=== WHAT TO WORK ON ===
What follows is a block of records; reproduce all of it verbatim.

=== RECORDS FOR THE TASK ===
----------
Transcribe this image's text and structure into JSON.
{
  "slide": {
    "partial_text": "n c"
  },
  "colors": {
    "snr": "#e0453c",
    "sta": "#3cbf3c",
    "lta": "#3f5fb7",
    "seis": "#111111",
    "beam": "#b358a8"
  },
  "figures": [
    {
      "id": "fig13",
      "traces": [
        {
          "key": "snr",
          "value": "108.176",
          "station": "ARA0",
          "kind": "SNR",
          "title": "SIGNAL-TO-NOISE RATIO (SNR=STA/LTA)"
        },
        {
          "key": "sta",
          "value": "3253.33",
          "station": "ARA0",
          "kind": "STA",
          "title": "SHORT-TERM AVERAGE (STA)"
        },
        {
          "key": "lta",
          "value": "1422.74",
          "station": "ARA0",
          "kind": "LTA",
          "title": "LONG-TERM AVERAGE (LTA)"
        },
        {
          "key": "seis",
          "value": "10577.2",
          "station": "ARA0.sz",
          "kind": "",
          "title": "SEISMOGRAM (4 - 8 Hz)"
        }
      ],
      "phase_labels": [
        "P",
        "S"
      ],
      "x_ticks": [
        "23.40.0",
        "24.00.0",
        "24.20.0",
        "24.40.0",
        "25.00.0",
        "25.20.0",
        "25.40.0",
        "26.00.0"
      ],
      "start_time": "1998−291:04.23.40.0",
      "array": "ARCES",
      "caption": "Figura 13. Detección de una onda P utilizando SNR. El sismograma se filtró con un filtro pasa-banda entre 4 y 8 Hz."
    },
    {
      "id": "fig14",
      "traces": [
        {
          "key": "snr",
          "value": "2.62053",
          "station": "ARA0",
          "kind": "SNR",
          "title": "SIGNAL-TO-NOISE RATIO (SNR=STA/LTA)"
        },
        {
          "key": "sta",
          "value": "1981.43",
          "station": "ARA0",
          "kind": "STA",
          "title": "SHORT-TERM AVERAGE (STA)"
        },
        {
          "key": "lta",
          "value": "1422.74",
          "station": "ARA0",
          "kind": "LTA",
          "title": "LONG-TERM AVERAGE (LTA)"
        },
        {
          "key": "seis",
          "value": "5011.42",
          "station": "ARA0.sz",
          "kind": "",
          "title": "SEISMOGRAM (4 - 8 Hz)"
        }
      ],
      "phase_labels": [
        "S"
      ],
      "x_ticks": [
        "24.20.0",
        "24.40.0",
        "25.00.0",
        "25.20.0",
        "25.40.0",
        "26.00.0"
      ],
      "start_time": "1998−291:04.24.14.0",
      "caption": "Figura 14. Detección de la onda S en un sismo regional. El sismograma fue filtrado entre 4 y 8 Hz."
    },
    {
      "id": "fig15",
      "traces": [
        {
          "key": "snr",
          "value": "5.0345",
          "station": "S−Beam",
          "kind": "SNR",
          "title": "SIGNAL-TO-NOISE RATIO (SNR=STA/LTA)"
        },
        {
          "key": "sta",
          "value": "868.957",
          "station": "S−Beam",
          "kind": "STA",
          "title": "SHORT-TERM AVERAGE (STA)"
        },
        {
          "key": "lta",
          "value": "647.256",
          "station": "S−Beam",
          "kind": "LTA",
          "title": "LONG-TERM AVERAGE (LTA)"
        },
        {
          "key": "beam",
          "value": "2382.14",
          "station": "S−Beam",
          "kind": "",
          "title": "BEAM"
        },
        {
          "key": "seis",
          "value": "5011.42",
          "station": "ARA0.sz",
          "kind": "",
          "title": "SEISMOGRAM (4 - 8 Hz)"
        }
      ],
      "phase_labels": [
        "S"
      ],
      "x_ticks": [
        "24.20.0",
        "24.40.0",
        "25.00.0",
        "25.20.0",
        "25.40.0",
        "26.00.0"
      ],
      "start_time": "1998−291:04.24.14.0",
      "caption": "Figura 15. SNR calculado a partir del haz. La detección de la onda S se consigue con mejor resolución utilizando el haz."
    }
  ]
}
----------
=== SOLVED PROBLEM ===
Transcribe this image's text and structure into JSON.
{
  "slide": {
    "partial_text": "n c"
  },
  "colors": {
    "snr": "#e0453c",
    "sta": "#3cbf3c",
    "lta": "#3f5fb7",
    "seis": "#111111",
    "beam": "#b358a8"
  },
  "figures": [
    {
      "id": "fig13",
      "traces": [
        {
          "key": "snr",
          "value": "108.176",
          "station": "ARA0",
          "kind": "SNR",
          "title": "SIGNAL-TO-NOISE RATIO (SNR=STA/LTA)"
        },
        {
          "key": "sta",
          "value": "3253.33",
          "station": "ARA0",
          "kind": "STA",
          "title": "SHORT-TERM AVERAGE (STA)"
        },
        {
          "key": "lta",
          "value": "1422.74",
          "station": "ARA0",
          "kind": "LTA",
          "title": "LONG-TERM AVERAGE (LTA)"
        },
        {
          "key": "seis",
          "value": "10577.2",
          "station": "ARA0.sz",
          "kind": "",
          "title": "SEISMOGRAM (4 - 8 Hz)"
        }
      ],
      "phase_labels": [
        "P",
        "S"
      ],
      "x_ticks": [
        "23.40.0",
        "24.00.0",
        "24.20.0",
        "24.40.0",
        "25.00.0",
        "25.20.0",
        "25.40.0",
        "26.00.0"
      ],
      "start_time": "1998−291:04.23.40.0",
      "array": "ARCES",
      "caption": "Figura 13. Detección de una onda P utilizando SNR. El sismograma se filtró con un filtro pasa-banda entre 4 y 8 Hz."
    },
    {
      "id": "fig14",
      "traces": [
        {
          "key": "snr",
          "value": "2.62053",
          "station": "ARA0",
          "kind": "SNR",
          "title": "SIGNAL-TO-NOISE RATIO (SNR=STA/LTA)"
        },
        {
          "key": "sta",
          "value": "1981.43",
          "station": "ARA0",
          "kind": "STA",
          "title": "SHORT-TERM AVERAGE (STA)"
        },
        {
          "key": "lta",
          "value": "1422.74",
          "station": "ARA0",
          "kind": "LTA",
          "title": "LONG-TERM AVERAGE (LTA)"
        },
        {
          "key": "seis",
          "value": "5011.42",
          "station": "ARA0.sz",
          "kind": "",
          "title": "SEISMOGRAM (4 - 8 Hz)"
        }
      ],
      "phase_labels": [
        "S"
      ],
      "x_ticks": [
        "24.20.0",
        "24.40.0",
        "25.00.0",
        "25.20.0",
        "25.40.0",
        "26.00.0"
      ],
      "start_time": "1998−291:04.24.14.0",
      "caption": "Figura 14. Detección de la onda S en un sismo regional. El sismograma fue filtrado entre 4 y 8 Hz."
    },
    {
      "id": "fig15",
      "traces": [
        {
          "key": "snr",
          "value": "5.0345",
          "station": "S−Beam",
          "kind": "SNR",
          "title": "SIGNAL-TO-NOISE RATIO (SNR=STA/LTA)"
        },
        {
          "key": "sta",
          "value": "868.957",
          "station": "S−Beam",
          "kind": "STA",
          "title": "SHORT-TERM AVERAGE (STA)"
        },
        {
          "key": "lta",
          "value": "647.256",
          "station": "S−Beam",
          "kind": "LTA",
          "title": "LONG-TERM AVERAGE (LTA)"
        },
        {
          "key": "beam",
          "value": "2382.14",
          "station": "S−Beam",
          "kind": "",
          "title": "BEAM"
        },
        {
          "key": "seis",
          "value": "5011.42",
          "station": "ARA0.sz",
          "kind": "",
          "title": "SEISMOGRAM (4 - 8 Hz)"
        }
      ],
      "phase_labels": [
        "S"
      ],
      "x_ticks": [
        "24.20.0",
        "24.40.0",
        "25.00.0",
        "25.20.0",
        "25.40.0",
        "26.00.0"
      ],
      "start_time": "1998−291:04.24.14.0",
      "caption": "Figura 15. SNR calculado a partir del haz. La detección de la onda S se consigue con mejor resolución utilizando el haz."
    }
  ]
}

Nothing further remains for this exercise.